* DIRECTIONS *
Reproduce the following material exactly, including every line.

* ENTRIES PROVIDED *
* * *

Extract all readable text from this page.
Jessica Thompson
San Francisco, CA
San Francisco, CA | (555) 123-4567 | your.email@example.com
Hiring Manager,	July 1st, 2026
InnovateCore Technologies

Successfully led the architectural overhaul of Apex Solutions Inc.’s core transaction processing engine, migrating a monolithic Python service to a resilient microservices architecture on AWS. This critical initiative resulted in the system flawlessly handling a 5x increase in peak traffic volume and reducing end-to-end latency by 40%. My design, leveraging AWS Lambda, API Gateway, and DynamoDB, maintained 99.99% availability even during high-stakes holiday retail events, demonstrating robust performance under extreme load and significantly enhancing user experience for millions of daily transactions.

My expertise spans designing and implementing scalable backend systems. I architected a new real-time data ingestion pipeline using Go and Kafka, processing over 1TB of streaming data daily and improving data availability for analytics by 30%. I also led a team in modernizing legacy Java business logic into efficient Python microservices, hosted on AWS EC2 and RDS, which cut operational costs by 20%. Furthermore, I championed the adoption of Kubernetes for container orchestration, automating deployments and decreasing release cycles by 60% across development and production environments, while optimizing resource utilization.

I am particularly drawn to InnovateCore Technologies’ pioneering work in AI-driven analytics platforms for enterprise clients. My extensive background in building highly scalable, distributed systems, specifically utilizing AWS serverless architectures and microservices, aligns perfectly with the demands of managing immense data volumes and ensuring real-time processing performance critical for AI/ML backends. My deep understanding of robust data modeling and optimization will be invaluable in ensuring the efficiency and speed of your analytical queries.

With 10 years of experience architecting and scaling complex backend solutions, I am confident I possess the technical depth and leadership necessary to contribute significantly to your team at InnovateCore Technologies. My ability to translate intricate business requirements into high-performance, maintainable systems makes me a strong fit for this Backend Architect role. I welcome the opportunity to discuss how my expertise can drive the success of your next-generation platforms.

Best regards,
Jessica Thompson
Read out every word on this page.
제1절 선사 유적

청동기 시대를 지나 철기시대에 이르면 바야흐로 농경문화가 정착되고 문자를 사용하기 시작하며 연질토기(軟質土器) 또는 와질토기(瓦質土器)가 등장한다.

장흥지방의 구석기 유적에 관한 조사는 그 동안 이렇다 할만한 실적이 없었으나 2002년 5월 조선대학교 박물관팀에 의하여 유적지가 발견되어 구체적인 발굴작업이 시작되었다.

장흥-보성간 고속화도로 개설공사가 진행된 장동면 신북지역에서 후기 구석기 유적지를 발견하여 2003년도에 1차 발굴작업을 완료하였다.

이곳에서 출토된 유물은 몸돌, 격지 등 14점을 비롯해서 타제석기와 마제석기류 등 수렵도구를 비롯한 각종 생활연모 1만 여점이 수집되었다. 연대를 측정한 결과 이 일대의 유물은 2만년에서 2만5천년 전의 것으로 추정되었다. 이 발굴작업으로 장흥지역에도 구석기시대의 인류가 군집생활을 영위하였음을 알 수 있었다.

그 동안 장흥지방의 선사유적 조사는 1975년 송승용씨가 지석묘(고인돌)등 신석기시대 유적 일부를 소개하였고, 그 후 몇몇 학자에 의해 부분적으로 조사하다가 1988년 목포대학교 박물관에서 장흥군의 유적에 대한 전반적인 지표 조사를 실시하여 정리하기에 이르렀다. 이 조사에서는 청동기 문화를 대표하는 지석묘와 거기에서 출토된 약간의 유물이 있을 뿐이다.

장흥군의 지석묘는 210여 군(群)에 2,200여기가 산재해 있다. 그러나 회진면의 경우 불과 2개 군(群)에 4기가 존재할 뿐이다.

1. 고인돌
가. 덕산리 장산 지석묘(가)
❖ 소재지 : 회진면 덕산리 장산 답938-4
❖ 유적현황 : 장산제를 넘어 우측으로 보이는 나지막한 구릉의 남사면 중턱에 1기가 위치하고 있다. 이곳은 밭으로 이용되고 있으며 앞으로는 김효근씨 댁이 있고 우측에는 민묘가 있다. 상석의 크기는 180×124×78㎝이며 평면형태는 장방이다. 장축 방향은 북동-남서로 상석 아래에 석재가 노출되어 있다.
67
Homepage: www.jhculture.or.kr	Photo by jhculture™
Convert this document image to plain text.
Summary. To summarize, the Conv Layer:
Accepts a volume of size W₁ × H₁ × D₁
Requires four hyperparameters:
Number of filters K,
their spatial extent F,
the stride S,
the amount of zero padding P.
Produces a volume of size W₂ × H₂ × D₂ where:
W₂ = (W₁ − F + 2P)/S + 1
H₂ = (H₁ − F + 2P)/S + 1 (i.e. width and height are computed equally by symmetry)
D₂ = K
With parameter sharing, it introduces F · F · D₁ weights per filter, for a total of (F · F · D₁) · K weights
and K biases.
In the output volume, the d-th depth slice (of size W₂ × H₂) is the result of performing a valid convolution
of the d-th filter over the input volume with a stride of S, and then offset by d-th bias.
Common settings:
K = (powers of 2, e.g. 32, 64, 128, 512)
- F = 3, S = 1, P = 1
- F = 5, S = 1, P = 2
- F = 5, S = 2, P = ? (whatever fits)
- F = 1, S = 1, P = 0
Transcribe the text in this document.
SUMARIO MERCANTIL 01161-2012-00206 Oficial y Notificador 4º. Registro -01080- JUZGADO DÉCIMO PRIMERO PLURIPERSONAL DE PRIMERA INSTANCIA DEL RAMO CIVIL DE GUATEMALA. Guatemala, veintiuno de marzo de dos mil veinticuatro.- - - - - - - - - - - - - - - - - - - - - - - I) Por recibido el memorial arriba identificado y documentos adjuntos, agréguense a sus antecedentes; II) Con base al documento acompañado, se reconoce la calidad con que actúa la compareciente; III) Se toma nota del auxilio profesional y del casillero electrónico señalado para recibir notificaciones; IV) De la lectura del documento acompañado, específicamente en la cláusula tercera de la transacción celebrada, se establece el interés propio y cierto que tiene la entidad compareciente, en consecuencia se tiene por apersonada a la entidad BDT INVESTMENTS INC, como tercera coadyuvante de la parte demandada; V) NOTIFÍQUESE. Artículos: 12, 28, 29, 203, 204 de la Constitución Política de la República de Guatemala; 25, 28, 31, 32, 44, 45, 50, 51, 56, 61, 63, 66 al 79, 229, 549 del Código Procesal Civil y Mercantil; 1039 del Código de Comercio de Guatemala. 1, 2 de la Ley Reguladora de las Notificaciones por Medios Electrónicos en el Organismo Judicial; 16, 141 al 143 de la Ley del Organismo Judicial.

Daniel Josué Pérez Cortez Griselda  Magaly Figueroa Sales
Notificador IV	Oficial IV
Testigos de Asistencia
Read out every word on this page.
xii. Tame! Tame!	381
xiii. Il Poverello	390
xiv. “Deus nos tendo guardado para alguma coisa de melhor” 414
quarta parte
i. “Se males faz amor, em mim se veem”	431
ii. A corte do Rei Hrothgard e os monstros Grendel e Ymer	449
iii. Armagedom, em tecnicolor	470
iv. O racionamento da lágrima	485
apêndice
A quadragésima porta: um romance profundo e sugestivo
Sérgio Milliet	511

* * *

* TASK ANSWER *
Extract all readable text from this page.
Jessica Thompson
San Francisco, CA
San Francisco, CA | (555) 123-4567 | your.email@example.com
Hiring Manager,	July 1st, 2026
InnovateCore Technologies

Successfully led the architectural overhaul of Apex Solutions Inc.’s core transaction processing engine, migrating a monolithic Python service to a resilient microservices architecture on AWS. This critical initiative resulted in the system flawlessly handling a 5x increase in peak traffic volume and reducing end-to-end latency by 40%. My design, leveraging AWS Lambda, API Gateway, and DynamoDB, maintained 99.99% availability even during high-stakes holiday retail events, demonstrating robust performance under extreme load and significantly enhancing user experience for millions of daily transactions.

My expertise spans designing and implementing scalable backend systems. I architected a new real-time data ingestion pipeline using Go and Kafka, processing over 1TB of streaming data daily and improving data availability for analytics by 30%. I also led a team in modernizing legacy Java business logic into efficient Python microservices, hosted on AWS EC2 and RDS, which cut operational costs by 20%. Furthermore, I championed the adoption of Kubernetes for container orchestration, automating deployments and decreasing release cycles by 60% across development and production environments, while optimizing resource utilization.

I am particularly drawn to InnovateCore Technologies’ pioneering work in AI-driven analytics platforms for enterprise clients. My extensive background in building highly scalable, distributed systems, specifically utilizing AWS serverless architectures and microservices, aligns perfectly with the demands of managing immense data volumes and ensuring real-time processing performance critical for AI/ML backends. My deep understanding of robust data modeling and optimization will be invaluable in ensuring the efficiency and speed of your analytical queries.

With 10 years of experience architecting and scaling complex backend solutions, I am confident I possess the technical depth and leadership necessary to contribute significantly to your team at InnovateCore Technologies. My ability to translate intricate business requirements into high-performance, maintainable systems makes me a strong fit for this Backend Architect role. I welcome the opportunity to discuss how my expertise can drive the success of your next-generation platforms.

Best regards,
Jessica Thompson
Read out every word on this page.
제1절 선사 유적

청동기 시대를 지나 철기시대에 이르면 바야흐로 농경문화가 정착되고 문자를 사용하기 시작하며 연질토기(軟質土器) 또는 와질토기(瓦質土器)가 등장한다.

장흥지방의 구석기 유적에 관한 조사는 그 동안 이렇다 할만한 실적이 없었으나 2002년 5월 조선대학교 박물관팀에 의하여 유적지가 발견되어 구체적인 발굴작업이 시작되었다.

장흥-보성간 고속화도로 개설공사가 진행된 장동면 신북지역에서 후기 구석기 유적지를 발견하여 2003년도에 1차 발굴작업을 완료하였다.

이곳에서 출토된 유물은 몸돌, 격지 등 14점을 비롯해서 타제석기와 마제석기류 등 수렵도구를 비롯한 각종 생활연모 1만 여점이 수집되었다. 연대를 측정한 결과 이 일대의 유물은 2만년에서 2만5천년 전의 것으로 추정되었다. 이 발굴작업으로 장흥지역에도 구석기시대의 인류가 군집생활을 영위하였음을 알 수 있었다.

그 동안 장흥지방의 선사유적 조사는 1975년 송승용씨가 지석묘(고인돌)등 신석기시대 유적 일부를 소개하였고, 그 후 몇몇 학자에 의해 부분적으로 조사하다가 1988년 목포대학교 박물관에서 장흥군의 유적에 대한 전반적인 지표 조사를 실시하여 정리하기에 이르렀다. 이 조사에서는 청동기 문화를 대표하는 지석묘와 거기에서 출토된 약간의 유물이 있을 뿐이다.

장흥군의 지석묘는 210여 군(群)에 2,200여기가 산재해 있다. 그러나 회진면의 경우 불과 2개 군(群)에 4기가 존재할 뿐이다.

1. 고인돌
가. 덕산리 장산 지석묘(가)
❖ 소재지 : 회진면 덕산리 장산 답938-4
❖ 유적현황 : 장산제를 넘어 우측으로 보이는 나지막한 구릉의 남사면 중턱에 1기가 위치하고 있다. 이곳은 밭으로 이용되고 있으며 앞으로는 김효근씨 댁이 있고 우측에는 민묘가 있다. 상석의 크기는 180×124×78㎝이며 평면형태는 장방이다. 장축 방향은 북동-남서로 상석 아래에 석재가 노출되어 있다.
67
Homepage: www.jhculture.or.kr	Photo by jhculture™
Convert this document image to plain text.
Summary. To summarize, the Conv Layer:
Accepts a volume of size W₁ × H₁ × D₁
Requires four hyperparameters:
Number of filters K,
their spatial extent F,
the stride S,
the amount of zero padding P.
Produces a volume of size W₂ × H₂ × D₂ where:
W₂ = (W₁ − F + 2P)/S + 1
H₂ = (H₁ − F + 2P)/S + 1 (i.e. width and height are computed equally by symmetry)
D₂ = K
With parameter sharing, it introduces F · F · D₁ weights per filter, for a total of (F · F · D₁) · K weights
and K biases.
In the output volume, the d-th depth slice (of size W₂ × H₂) is the result of performing a valid convolution
of the d-th filter over the input volume with a stride of S, and then offset by d-th bias.
Common settings:
K = (powers of 2, e.g. 32, 64, 128, 512)
- F = 3, S = 1, P = 1
- F = 5, S = 1, P = 2
- F = 5, S = 2, P = ? (whatever fits)
- F = 1, S = 1, P = 0
Transcribe the text in this document.
SUMARIO MERCANTIL 01161-2012-00206 Oficial y Notificador 4º. Registro -01080- JUZGADO DÉCIMO PRIMERO PLURIPERSONAL DE PRIMERA INSTANCIA DEL RAMO CIVIL DE GUATEMALA. Guatemala, veintiuno de marzo de dos mil veinticuatro.- - - - - - - - - - - - - - - - - - - - - - - I) Por recibido el memorial arriba identificado y documentos adjuntos, agréguense a sus antecedentes; II) Con base al documento acompañado, se reconoce la calidad con que actúa la compareciente; III) Se toma nota del auxilio profesional y del casillero electrónico señalado para recibir notificaciones; IV) De la lectura del documento acompañado, específicamente en la cláusula tercera de la transacción celebrada, se establece el interés propio y cierto que tiene la entidad compareciente, en consecuencia se tiene por apersonada a la entidad BDT INVESTMENTS INC, como tercera coadyuvante de la parte demandada; V) NOTIFÍQUESE. Artículos: 12, 28, 29, 203, 204 de la Constitución Política de la República de Guatemala; 25, 28, 31, 32, 44, 45, 50, 51, 56, 61, 63, 66 al 79, 229, 549 del Código Procesal Civil y Mercantil; 1039 del Código de Comercio de Guatemala. 1, 2 de la Ley Reguladora de las Notificaciones por Medios Electrónicos en el Organismo Judicial; 16, 141 al 143 de la Ley del Organismo Judicial.

Daniel Josué Pérez Cortez Griselda  Magaly Figueroa Sales
Notificador IV	Oficial IV
Testigos de Asistencia
Read out every word on this page.
xii. Tame! Tame!	381
xiii. Il Poverello	390
xiv. “Deus nos tendo guardado para alguma coisa de melhor” 414
quarta parte
i. “Se males faz amor, em mim se veem”	431
ii. A corte do Rei Hrothgard e os monstros Grendel e Ymer	449
iii. Armagedom, em tecnicolor	470
iv. O racionamento da lágrima	485
apêndice
A quadragésima porta: um romance profundo e sugestivo
Sérgio Milliet	511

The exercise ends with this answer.